• Stated goal: Every entry below must appear again, exactly as written.

Entries from a dataset:
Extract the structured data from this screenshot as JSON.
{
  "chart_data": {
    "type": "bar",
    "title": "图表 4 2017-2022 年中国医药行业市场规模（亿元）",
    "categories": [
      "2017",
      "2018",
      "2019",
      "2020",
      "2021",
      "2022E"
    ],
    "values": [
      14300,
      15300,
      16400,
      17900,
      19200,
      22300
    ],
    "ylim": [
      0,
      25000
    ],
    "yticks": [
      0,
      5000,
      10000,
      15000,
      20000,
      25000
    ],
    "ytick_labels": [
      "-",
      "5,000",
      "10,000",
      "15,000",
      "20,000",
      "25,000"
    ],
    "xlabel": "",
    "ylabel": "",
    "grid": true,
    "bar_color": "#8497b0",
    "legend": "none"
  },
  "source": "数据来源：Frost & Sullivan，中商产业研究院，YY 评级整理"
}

• Task answer:
Extract the structured data from this screenshot as JSON.
{
  "chart_data": {
    "type": "bar",
    "title": "图表 4 2017-2022 年中国医药行业市场规模（亿元）",
    "categories": [
      "2017",
      "2018",
      "2019",
      "2020",
      "2021",
      "2022E"
    ],
    "values": [
      14300,
      15300,
      16400,
      17900,
      19200,
      22300
    ],
    "ylim": [
      0,
      25000
    ],
    "yticks": [
      0,
      5000,
      10000,
      15000,
      20000,
      25000
    ],
    "ytick_labels": [
      "-",
      "5,000",
      "10,000",
      "15,000",
      "20,000",
      "25,000"
    ],
    "xlabel": "",
    "ylabel": "",
    "grid": true,
    "bar_color": "#8497b0",
    "legend": "none"
  },
  "source": "数据来源：Frost & Sullivan，中商产业研究院，YY 评级整理"
}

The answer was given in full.